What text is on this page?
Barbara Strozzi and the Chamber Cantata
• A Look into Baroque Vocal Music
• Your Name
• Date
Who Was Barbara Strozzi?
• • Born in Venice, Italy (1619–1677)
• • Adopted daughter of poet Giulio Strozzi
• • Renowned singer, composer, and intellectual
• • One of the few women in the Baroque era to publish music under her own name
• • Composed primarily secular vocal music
________________
Work to be completed: Write out the entries in full, exactly as given.

Solution:
What text is on this page?
Barbara Strozzi and the Chamber Cantata
• A Look into Baroque Vocal Music
• Your Name
• Date
Who Was Barbara Strozzi?
• • Born in Venice, Italy (1619–1677)
• • Adopted daughter of poet Giulio Strozzi
• • Renowned singer, composer, and intellectual
• • One of the few women in the Baroque era to publish music under her own name
• • Composed primarily secular vocal music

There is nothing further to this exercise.